- Exercise requirements
Write out all records as given; omit images.

- The data
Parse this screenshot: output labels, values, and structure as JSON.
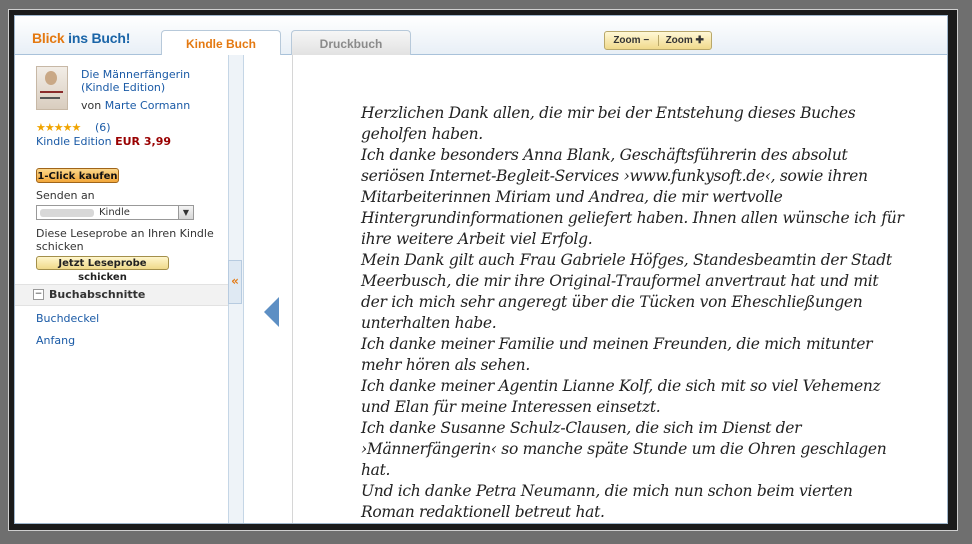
{
  "header": {
    "logo_part1": "Blick",
    "logo_part2": "ins Buch!",
    "tabs": [
      {
        "label": "Kindle Buch",
        "active": true
      },
      {
        "label": "Druckbuch",
        "active": false
      }
    ],
    "zoom_out_label": "Zoom −",
    "zoom_in_label": "Zoom ✚"
  },
  "sidebar": {
    "book_title_line1": "Die Männerfängerin",
    "book_title_line2": "(Kindle Edition)",
    "author_prefix": "von",
    "author": "Marte Cormann",
    "rating_stars": "★★★★★",
    "rating_count": "(6)",
    "edition": "Kindle Edition",
    "price": "EUR 3,99",
    "buy_button": "1-Click kaufen",
    "send_to_label": "Senden an",
    "device_select_value": "Kindle",
    "sample_text_line1": "Diese Leseprobe an Ihren Kindle",
    "sample_text_line2": "schicken",
    "send_sample_button": "Jetzt Leseprobe schicken",
    "sections_title": "Buchabschnitte",
    "sections": [
      "Buchdeckel",
      "Anfang"
    ],
    "collapse_glyph": "«"
  },
  "page": {
    "lines": [
      "Herzlichen Dank allen, die mir bei der Entstehung dieses Buches",
      "geholfen haben.",
      "Ich danke besonders Anna Blank, Geschäftsführerin des absolut",
      "seriösen Internet-Begleit-Services ›www.funkysoft.de‹, sowie ihren",
      "Mitarbeiterinnen Miriam und Andrea, die mir wertvolle",
      "Hintergrundinformationen geliefert haben. Ihnen allen wünsche ich für",
      "ihre weitere Arbeit viel Erfolg.",
      "Mein Dank gilt auch Frau Gabriele Höfges, Standesbeamtin der Stadt",
      "Meerbusch, die mir ihre Original-Trauformel anvertraut hat und mit",
      "der ich mich sehr angeregt über die Tücken von Eheschließungen",
      "unterhalten habe.",
      "Ich danke meiner Familie und meinen Freunden, die mich mitunter",
      "mehr hören als sehen.",
      "Ich danke meiner Agentin Lianne Kolf, die sich mit so viel Vehemenz",
      "und Elan für meine Interessen einsetzt.",
      "Ich danke Susanne Schulz-Clausen, die sich im Dienst der",
      "›Männerfängerin‹ so manche späte Stunde um die Ohren geschlagen",
      "hat.",
      "Und ich danke Petra Neumann, die mich nun schon beim vierten",
      "Roman redaktionell betreut hat."
    ]
  },
  "colors": {
    "accent_orange": "#e47911",
    "link_blue": "#1a5aa6",
    "price_red": "#990000",
    "nav_arrow": "#5d8fc4"
  }
}
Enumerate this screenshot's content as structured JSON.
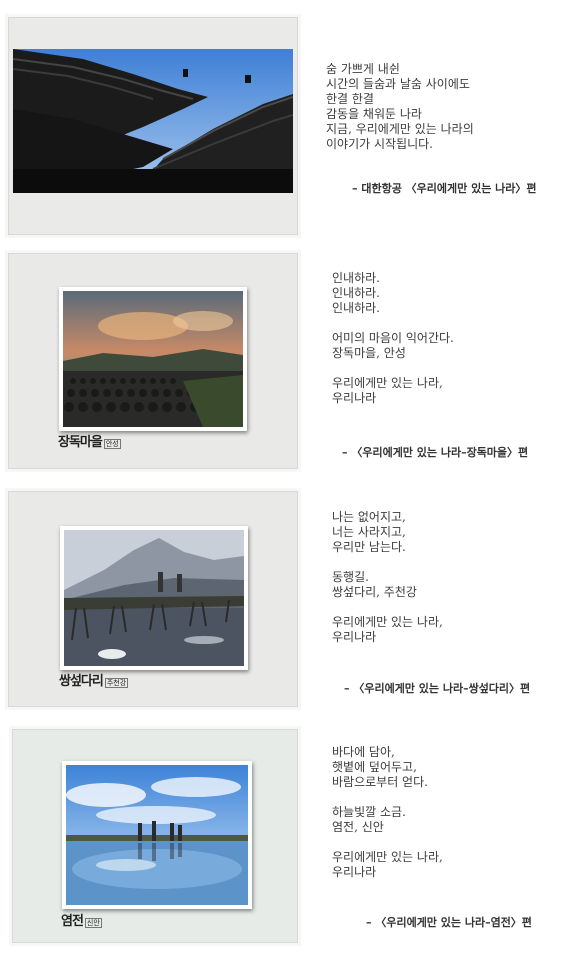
{
  "sections": [
    {
      "poem": "숨 가쁘게 내쉰\n시간의 들숨과 날숨 사이에도\n한결 한결\n감동을 채워둔 나라\n지금, 우리에게만 있는 나라의\n이야기가 시작됩니다.",
      "credit": "– 대한항공 〈우리에게만 있는 나라〉편",
      "photo": "traditional-roof"
    },
    {
      "poem": "인내하라.\n인내하라.\n인내하라.\n\n어미의 마음이 익어간다.\n장독마을, 안성\n\n우리에게만 있는 나라,\n우리나라",
      "credit": "– 〈우리에게만 있는 나라–장독마을〉편",
      "caption_main": "장독마을",
      "caption_sub": "안성",
      "photo": "jar-village"
    },
    {
      "poem": "나는 없어지고,\n너는 사라지고,\n우리만 남는다.\n\n동행길.\n쌍섶다리, 주천강\n\n우리에게만 있는 나라,\n우리나라",
      "credit": "– 〈우리에게만 있는 나라–쌍섶다리〉편",
      "caption_main": "쌍섶다리",
      "caption_sub": "주천강",
      "photo": "log-bridge"
    },
    {
      "poem": "바다에 담아,\n햇볕에 덮어두고,\n바람으로부터 얻다.\n\n하늘빛깔 소금.\n염전, 신안\n\n우리에게만 있는 나라,\n우리나라",
      "credit": "– 〈우리에게만 있는 나라–염전〉편",
      "caption_main": "염전",
      "caption_sub": "신안",
      "photo": "salt-field"
    }
  ]
}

- Response for this exercise
Parse this screenshot: output labels, values, and structure as JSON.
{
  "header": {
    "logo_part1": "Blick",
    "logo_part2": "ins Buch!",
    "tabs": [
      {
        "label": "Kindle Buch",
        "active": true
      },
      {
        "label": "Druckbuch",
        "active": false
      }
    ],
    "zoom_out_label": "Zoom −",
    "zoom_in_label": "Zoom ✚"
  },
  "sidebar": {
    "book_title_line1": "Die Männerfängerin",
    "book_title_line2": "(Kindle Edition)",
    "author_prefix": "von",
    "author": "Marte Cormann",
    "rating_stars": "★★★★★",
    "rating_count": "(6)",
    "edition": "Kindle Edition",
    "price": "EUR 3,99",
    "buy_button": "1-Click kaufen",
    "send_to_label": "Senden an",
    "device_select_value": "Kindle",
    "sample_text_line1": "Diese Leseprobe an Ihren Kindle",
    "sample_text_line2": "schicken",
    "send_sample_button": "Jetzt Leseprobe schicken",
    "sections_title": "Buchabschnitte",
    "sections": [
      "Buchdeckel",
      "Anfang"
    ],
    "collapse_glyph": "«"
  },
  "page": {
    "lines": [
      "Herzlichen Dank allen, die mir bei der Entstehung dieses Buches",
      "geholfen haben.",
      "Ich danke besonders Anna Blank, Geschäftsführerin des absolut",
      "seriösen Internet-Begleit-Services ›www.funkysoft.de‹, sowie ihren",
      "Mitarbeiterinnen Miriam und Andrea, die mir wertvolle",
      "Hintergrundinformationen geliefert haben. Ihnen allen wünsche ich für",
      "ihre weitere Arbeit viel Erfolg.",
      "Mein Dank gilt auch Frau Gabriele Höfges, Standesbeamtin der Stadt",
      "Meerbusch, die mir ihre Original-Trauformel anvertraut hat und mit",
      "der ich mich sehr angeregt über die Tücken von Eheschließungen",
      "unterhalten habe.",
      "Ich danke meiner Familie und meinen Freunden, die mich mitunter",
      "mehr hören als sehen.",
      "Ich danke meiner Agentin Lianne Kolf, die sich mit so viel Vehemenz",
      "und Elan für meine Interessen einsetzt.",
      "Ich danke Susanne Schulz-Clausen, die sich im Dienst der",
      "›Männerfängerin‹ so manche späte Stunde um die Ohren geschlagen",
      "hat.",
      "Und ich danke Petra Neumann, die mich nun schon beim vierten",
      "Roman redaktionell betreut hat."
    ]
  },
  "colors": {
    "accent_orange": "#e47911",
    "link_blue": "#1a5aa6",
    "price_red": "#990000",
    "nav_arrow": "#5d8fc4"
  }
}
Enumerate this screenshot's content as structured JSON.
{
  "sections": [
    {
      "poem": "숨 가쁘게 내쉰\n시간의 들숨과 날숨 사이에도\n한결 한결\n감동을 채워둔 나라\n지금, 우리에게만 있는 나라의\n이야기가 시작됩니다.",
      "credit": "– 대한항공 〈우리에게만 있는 나라〉편",
      "photo": "traditional-roof"
    },
    {
      "poem": "인내하라.\n인내하라.\n인내하라.\n\n어미의 마음이 익어간다.\n장독마을, 안성\n\n우리에게만 있는 나라,\n우리나라",
      "credit": "– 〈우리에게만 있는 나라–장독마을〉편",
      "caption_main": "장독마을",
      "caption_sub": "안성",
      "photo": "jar-village"
    },
    {
      "poem": "나는 없어지고,\n너는 사라지고,\n우리만 남는다.\n\n동행길.\n쌍섶다리, 주천강\n\n우리에게만 있는 나라,\n우리나라",
      "credit": "– 〈우리에게만 있는 나라–쌍섶다리〉편",
      "caption_main": "쌍섶다리",
      "caption_sub": "주천강",
      "photo": "log-bridge"
    },
    {
      "poem": "바다에 담아,\n햇볕에 덮어두고,\n바람으로부터 얻다.\n\n하늘빛깔 소금.\n염전, 신안\n\n우리에게만 있는 나라,\n우리나라",
      "credit": "– 〈우리에게만 있는 나라–염전〉편",
      "caption_main": "염전",
      "caption_sub": "신안",
      "photo": "salt-field"
    }
  ]
}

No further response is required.